ACTIONS TO TAKE
a) In the natural gas article, how large is the debt the National Petroleum Corporation owes to the Barbados National Oil Company Limited?
b) Please continue the natural gas article from the point where it stops.

═════ TEXT TO READ

Proposed natural gas hike ‘non-negotiable’, warns Stuart

With the state-run National Petroleum Corporation (NPC) currently projecting a loss of about $4.7 million next year, Prime Minister Freundel Stuart Friday warned ahead of Minister of Finance Chris Sinckler’s much-anticipated Budget presentation later this month that “some kind of rate increase” would be coming to help NPC meet its financial obligations and effectively carry out its mandate.

Leading off parliamentary debate on the NPC bill, Stuart further warned that the proposed amendments to the Act, which also make provision for penalties for breaches to its provisions, were “non-negotiable” at this stage.

“We have to take into consideration a debt which it owes to the BNOCL [Barbados National Oil Company Limited], which at present stands in excess of $11 million and its inability too, to service, maintain, replace and or reposition old and unsecure pipeline infrastructure,” the prime minister said, while lamenting that the state-run entity had been forced to function under “crippling revenue circumstances”.

“What we are doing here today was being requested by the National Petroleum Corporation for a number of years going back to the year 2000. But certainly from 2005 initiatives were being put forward so that what we are attempting to do here today could be done, but those initiatives were not entertained,” Stuart said, in making it clear that the problems were inherited by his ruling Democratic Labour Party, which came to office in 2008.

Residents were first put on notice of a rate increase in natural gas prices last month, when Minister of Industry and Commerce Donville Inniss disclosed that the ministries of finance and energy were in the final stages of discussions on the matter.

Currently, consumers pay a monthly rate which consists of a consumption charge of $1.48 per cubic metre, a fixed charge of $3.00 per month for each domestic meter, and 17.5 per cent Value Added Tax, with a ten per cent discount given for bills settled within 15 days of the due date.

7 Responses to Proposed natural gas hike ‘non-negotiable’, warns Stuart

  1. Sunshine Sunny Shine May 6, 2017 at 6:34 am

    Yours coming too Stuey, don’t worry.

══════════
═════ RECORDS SHOWN

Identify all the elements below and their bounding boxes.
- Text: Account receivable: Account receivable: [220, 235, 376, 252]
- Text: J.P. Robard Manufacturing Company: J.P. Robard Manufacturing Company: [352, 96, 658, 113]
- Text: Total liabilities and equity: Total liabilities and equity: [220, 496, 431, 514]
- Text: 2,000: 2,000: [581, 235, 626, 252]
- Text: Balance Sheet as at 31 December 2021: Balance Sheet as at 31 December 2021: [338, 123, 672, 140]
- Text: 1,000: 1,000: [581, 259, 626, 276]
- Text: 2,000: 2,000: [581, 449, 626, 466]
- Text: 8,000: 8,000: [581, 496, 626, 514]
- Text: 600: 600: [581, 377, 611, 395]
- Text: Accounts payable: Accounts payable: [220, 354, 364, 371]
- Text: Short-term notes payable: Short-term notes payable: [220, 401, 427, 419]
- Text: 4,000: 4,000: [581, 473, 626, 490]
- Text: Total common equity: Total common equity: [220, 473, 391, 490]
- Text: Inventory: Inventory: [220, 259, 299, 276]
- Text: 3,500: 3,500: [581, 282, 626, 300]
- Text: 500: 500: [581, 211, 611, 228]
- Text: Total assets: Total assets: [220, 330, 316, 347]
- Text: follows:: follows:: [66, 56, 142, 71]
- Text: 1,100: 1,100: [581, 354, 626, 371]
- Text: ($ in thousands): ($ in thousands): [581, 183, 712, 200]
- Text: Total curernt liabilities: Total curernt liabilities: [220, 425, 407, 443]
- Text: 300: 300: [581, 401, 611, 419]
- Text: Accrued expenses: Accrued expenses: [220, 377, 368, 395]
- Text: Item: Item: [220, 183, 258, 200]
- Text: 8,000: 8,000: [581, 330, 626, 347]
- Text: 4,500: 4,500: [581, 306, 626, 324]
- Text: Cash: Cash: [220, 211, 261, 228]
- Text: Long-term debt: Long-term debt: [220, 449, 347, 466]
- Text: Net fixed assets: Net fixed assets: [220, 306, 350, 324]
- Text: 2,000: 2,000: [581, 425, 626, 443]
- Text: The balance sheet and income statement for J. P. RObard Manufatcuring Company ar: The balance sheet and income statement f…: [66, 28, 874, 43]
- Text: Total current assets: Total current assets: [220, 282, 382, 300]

══════════

OUTPUTS FOR THE TASKS
a) More than $11 million.

b)
    Reply
  2. Tony Webster May 6, 2017 at 6:35 am

    Jam ….sorry, natural gas, coming to evahbody… “tomorrow”….or “soon”…cud even be already “on de table”…(yes, that one is intentional). But to get the “whole picture” in good running order…we gine put up rates today…

    The worst part of yesterdays “pop-up” debate fiasco in The House, was the barely-concealed insult to our intelligence, as to the real underlying purpose(s). For those of slothful mind, this was reflected in the CH-8 newscaster’s opening words last nite: ( I paraphrase):-
    “Many more Bajans households can look forward to the benefits of an expanded natural gas network. However, the price will need to adjusted etc”.

    If some of those folks in The House told me, hand on a bible, that my birthdate falls on I was born on 20th April….I would doubt them, and check my I.D. card.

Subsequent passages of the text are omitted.